§ Dataset records:

--

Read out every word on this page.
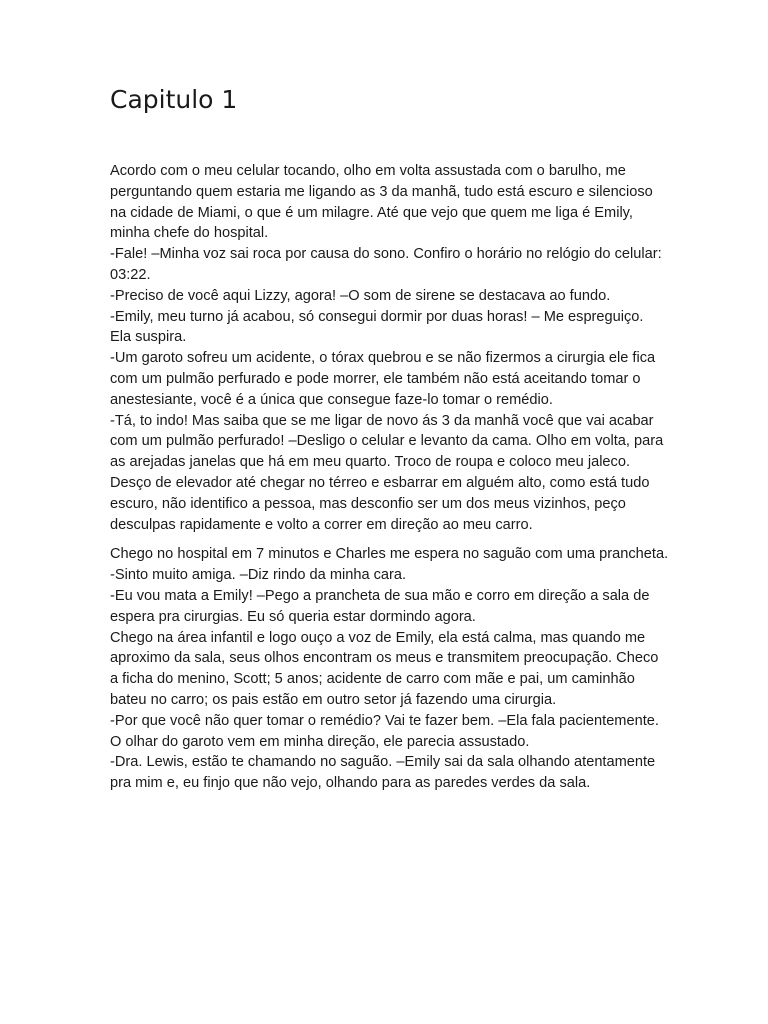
Capitulo 1

Acordo com o meu celular tocando, olho em volta assustada com o barulho, me perguntando quem estaria me ligando as 3 da manhã, tudo está escuro e silencioso na cidade de Miami, o que é um milagre. Até que vejo que quem me liga é Emily, minha chefe do hospital.

-Fale! –Minha voz sai roca por causa do sono. Confiro o horário no relógio do celular: 03:22.

-Preciso de você aqui Lizzy, agora! –O som de sirene se destacava ao fundo.

-Emily, meu turno já acabou, só consegui dormir por duas horas! – Me espreguiço.

Ela suspira.

-Um garoto sofreu um acidente, o tórax quebrou e se não fizermos a cirurgia ele fica com um pulmão perfurado e pode morrer, ele também não está aceitando tomar o anestesiante, você é a única que consegue faze-lo tomar o remédio.

-Tá, to indo! Mas saiba que se me ligar de novo ás 3 da manhã você que vai acabar com um pulmão perfurado! –Desligo o celular e levanto da cama. Olho em volta, para as arejadas janelas que há em meu quarto. Troco de roupa e coloco meu jaleco.

Desço de elevador até chegar no térreo e esbarrar em alguém alto, como está tudo escuro, não identifico a pessoa, mas desconfio ser um dos meus vizinhos, peço desculpas rapidamente e volto a correr em direção ao meu carro.

Chego no hospital em 7 minutos e Charles me espera no saguão com uma prancheta.

-Sinto muito amiga. –Diz rindo da minha cara.

-Eu vou mata a Emily! –Pego a prancheta de sua mão e corro em direção a sala de espera pra cirurgias. Eu só queria estar dormindo agora.

Chego na área infantil e logo ouço a voz de Emily, ela está calma, mas quando me aproximo da sala, seus olhos encontram os meus e transmitem preocupação. Checo a ficha do menino, Scott; 5 anos; acidente de carro com mãe e pai, um caminhão bateu no carro; os pais estão em outro setor já fazendo uma cirurgia.

-Por que você não quer tomar o remédio? Vai te fazer bem. –Ela fala pacientemente. O olhar do garoto vem em minha direção, ele parecia assustado.

-Dra. Lewis, estão te chamando no saguão. –Emily sai da sala olhando atentamente pra mim e, eu finjo que não vejo, olhando para as paredes verdes da sala.
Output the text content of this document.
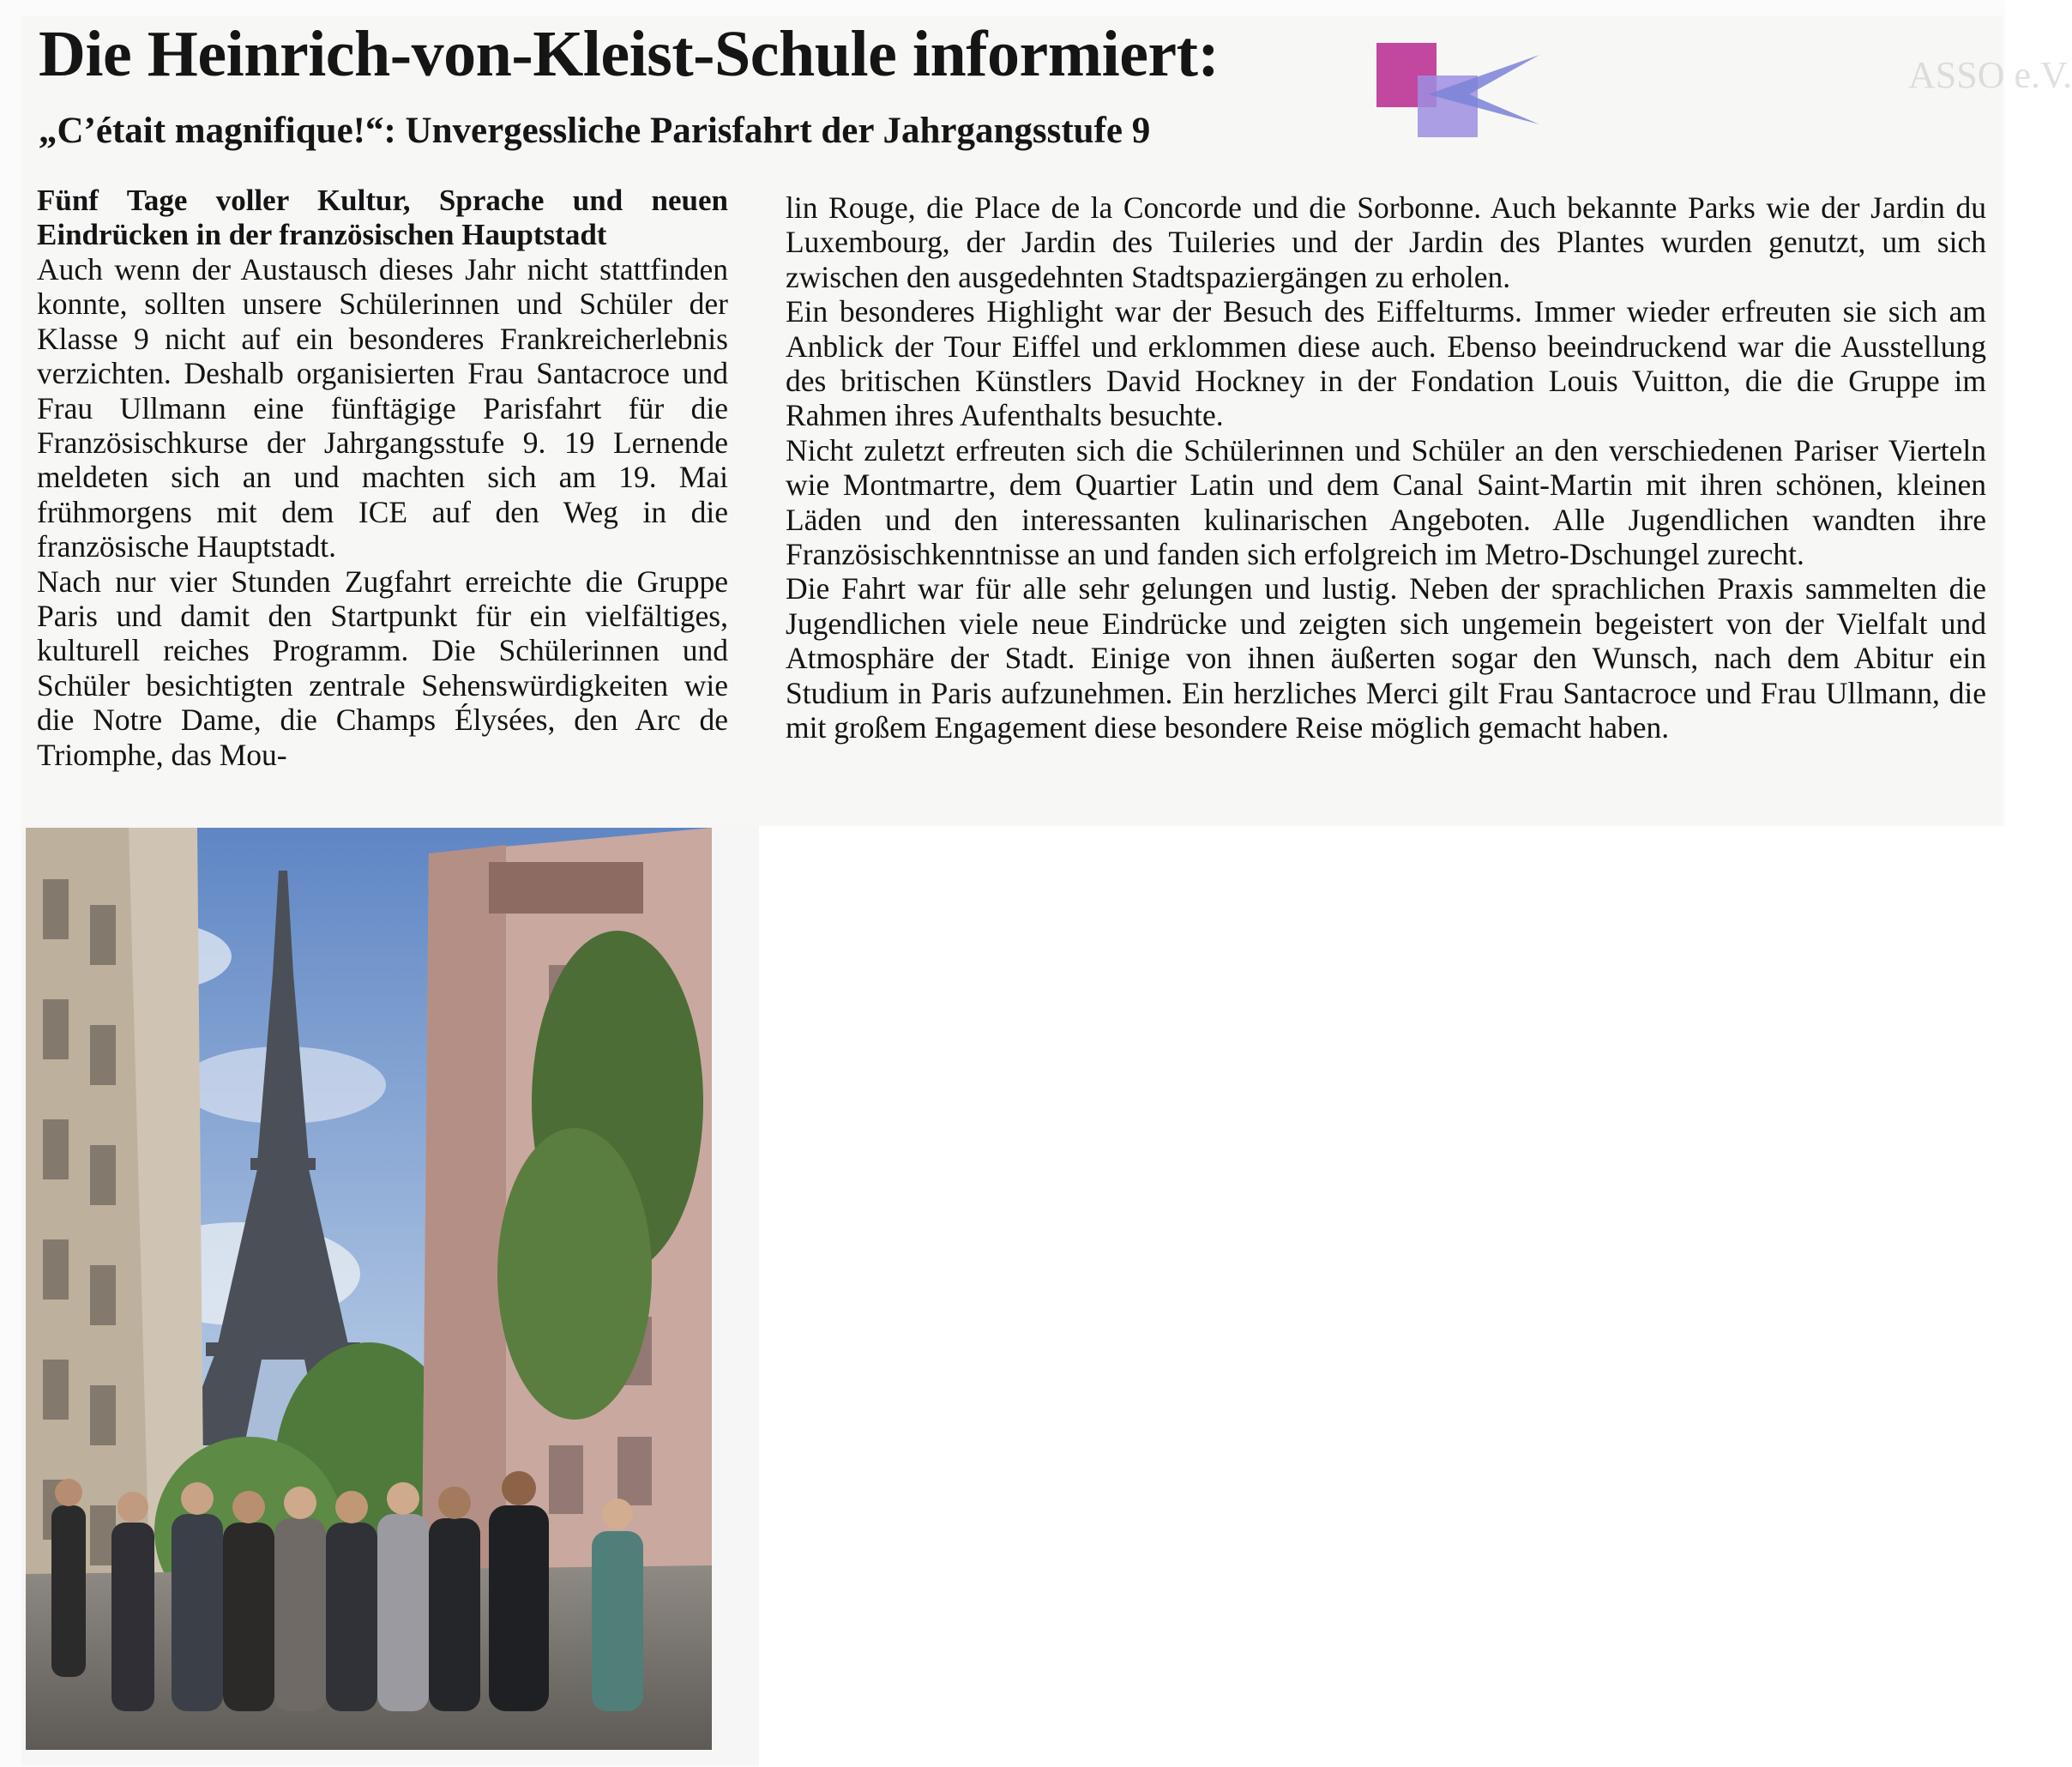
ASSO e.V.
Die Heinrich-von-Kleist-Schule informiert:
„C’était magnifique!“: Unvergessliche Parisfahrt der Jahrgangsstufe 9

Fünf Tage voller Kultur, Sprache und neuen Eindrücken in der französischen Hauptstadt

Auch wenn der Austausch dieses Jahr nicht stattfinden konnte, sollten unsere Schülerinnen und Schüler der Klasse 9 nicht auf ein besonderes Frankreicherlebnis verzichten. Deshalb organisierten Frau Santacroce und Frau Ullmann eine fünftägige Parisfahrt für die Französischkurse der Jahrgangsstufe 9. 19 Lernende meldeten sich an und machten sich am 19. Mai frühmorgens mit dem ICE auf den Weg in die französische Hauptstadt.

Nach nur vier Stunden Zugfahrt erreichte die Gruppe Paris und damit den Startpunkt für ein vielfältiges, kulturell reiches Programm. Die Schülerinnen und Schüler besichtigten zentrale Sehenswürdigkeiten wie die Notre Dame, die Champs Élysées, den Arc de Triomphe, das Mou-

lin Rouge, die Place de la Concorde und die Sorbonne. Auch bekannte Parks wie der Jardin du Luxembourg, der Jardin des Tuileries und der Jardin des Plantes wurden genutzt, um sich zwischen den ausgedehnten Stadtspaziergängen zu erholen.

Ein besonderes Highlight war der Besuch des Eiffelturms. Immer wieder erfreuten sie sich am Anblick der Tour Eiffel und erklommen diese auch. Ebenso beeindruckend war die Ausstellung des britischen Künstlers David Hockney in der Fondation Louis Vuitton, die die Gruppe im Rahmen ihres Aufenthalts besuchte.

Nicht zuletzt erfreuten sich die Schülerinnen und Schüler an den verschiedenen Pariser Vierteln wie Montmartre, dem Quartier Latin und dem Canal Saint-Martin mit ihren schönen, kleinen Läden und den interessanten kulinarischen Angeboten. Alle Jugendlichen wandten ihre Französischkenntnisse an und fanden sich erfolgreich im Metro-Dschungel zurecht.

Die Fahrt war für alle sehr gelungen und lustig. Neben der sprachlichen Praxis sammelten die Jugendlichen viele neue Eindrücke und zeigten sich ungemein begeistert von der Vielfalt und Atmosphäre der Stadt. Einige von ihnen äußerten sogar den Wunsch, nach dem Abitur ein Studium in Paris aufzunehmen. Ein herzliches Merci gilt Frau Santacroce und Frau Ullmann, die mit großem Engagement diese besondere Reise möglich gemacht haben.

--

§ EXERCISE BRIEF:
Copy the records word for word, leaving no picture in the copy.

§ THE SOLUTION:
Read out every word on this page.
Capitulo 1

Acordo com o meu celular tocando, olho em volta assustada com o barulho, me perguntando quem estaria me ligando as 3 da manhã, tudo está escuro e silencioso na cidade de Miami, o que é um milagre. Até que vejo que quem me liga é Emily, minha chefe do hospital.

-Fale! –Minha voz sai roca por causa do sono. Confiro o horário no relógio do celular: 03:22.

-Preciso de você aqui Lizzy, agora! –O som de sirene se destacava ao fundo.

-Emily, meu turno já acabou, só consegui dormir por duas horas! – Me espreguiço.

Ela suspira.

-Um garoto sofreu um acidente, o tórax quebrou e se não fizermos a cirurgia ele fica com um pulmão perfurado e pode morrer, ele também não está aceitando tomar o anestesiante, você é a única que consegue faze-lo tomar o remédio.

-Tá, to indo! Mas saiba que se me ligar de novo ás 3 da manhã você que vai acabar com um pulmão perfurado! –Desligo o celular e levanto da cama. Olho em volta, para as arejadas janelas que há em meu quarto. Troco de roupa e coloco meu jaleco.

Desço de elevador até chegar no térreo e esbarrar em alguém alto, como está tudo escuro, não identifico a pessoa, mas desconfio ser um dos meus vizinhos, peço desculpas rapidamente e volto a correr em direção ao meu carro.

Chego no hospital em 7 minutos e Charles me espera no saguão com uma prancheta.

-Sinto muito amiga. –Diz rindo da minha cara.

-Eu vou mata a Emily! –Pego a prancheta de sua mão e corro em direção a sala de espera pra cirurgias. Eu só queria estar dormindo agora.

Chego na área infantil e logo ouço a voz de Emily, ela está calma, mas quando me aproximo da sala, seus olhos encontram os meus e transmitem preocupação. Checo a ficha do menino, Scott; 5 anos; acidente de carro com mãe e pai, um caminhão bateu no carro; os pais estão em outro setor já fazendo uma cirurgia.

-Por que você não quer tomar o remédio? Vai te fazer bem. –Ela fala pacientemente. O olhar do garoto vem em minha direção, ele parecia assustado.

-Dra. Lewis, estão te chamando no saguão. –Emily sai da sala olhando atentamente pra mim e, eu finjo que não vejo, olhando para as paredes verdes da sala.
Output the text content of this document.
ASSO e.V.
Die Heinrich-von-Kleist-Schule informiert:
„C’était magnifique!“: Unvergessliche Parisfahrt der Jahrgangsstufe 9

Fünf Tage voller Kultur, Sprache und neuen Eindrücken in der französischen Hauptstadt

Auch wenn der Austausch dieses Jahr nicht stattfinden konnte, sollten unsere Schülerinnen und Schüler der Klasse 9 nicht auf ein besonderes Frankreicherlebnis verzichten. Deshalb organisierten Frau Santacroce und Frau Ullmann eine fünftägige Parisfahrt für die Französischkurse der Jahrgangsstufe 9. 19 Lernende meldeten sich an und machten sich am 19. Mai frühmorgens mit dem ICE auf den Weg in die französische Hauptstadt.

Nach nur vier Stunden Zugfahrt erreichte die Gruppe Paris und damit den Startpunkt für ein vielfältiges, kulturell reiches Programm. Die Schülerinnen und Schüler besichtigten zentrale Sehenswürdigkeiten wie die Notre Dame, die Champs Élysées, den Arc de Triomphe, das Mou-

lin Rouge, die Place de la Concorde und die Sorbonne. Auch bekannte Parks wie der Jardin du Luxembourg, der Jardin des Tuileries und der Jardin des Plantes wurden genutzt, um sich zwischen den ausgedehnten Stadtspaziergängen zu erholen.

Ein besonderes Highlight war der Besuch des Eiffelturms. Immer wieder erfreuten sie sich am Anblick der Tour Eiffel und erklommen diese auch. Ebenso beeindruckend war die Ausstellung des britischen Künstlers David Hockney in der Fondation Louis Vuitton, die die Gruppe im Rahmen ihres Aufenthalts besuchte.

Nicht zuletzt erfreuten sich die Schülerinnen und Schüler an den verschiedenen Pariser Vierteln wie Montmartre, dem Quartier Latin und dem Canal Saint-Martin mit ihren schönen, kleinen Läden und den interessanten kulinarischen Angeboten. Alle Jugendlichen wandten ihre Französischkenntnisse an und fanden sich erfolgreich im Metro-Dschungel zurecht.

Die Fahrt war für alle sehr gelungen und lustig. Neben der sprachlichen Praxis sammelten die Jugendlichen viele neue Eindrücke und zeigten sich ungemein begeistert von der Vielfalt und Atmosphäre der Stadt. Einige von ihnen äußerten sogar den Wunsch, nach dem Abitur ein Studium in Paris aufzunehmen. Ein herzliches Merci gilt Frau Santacroce und Frau Ullmann, die mit großem Engagement diese besondere Reise möglich gemacht haben.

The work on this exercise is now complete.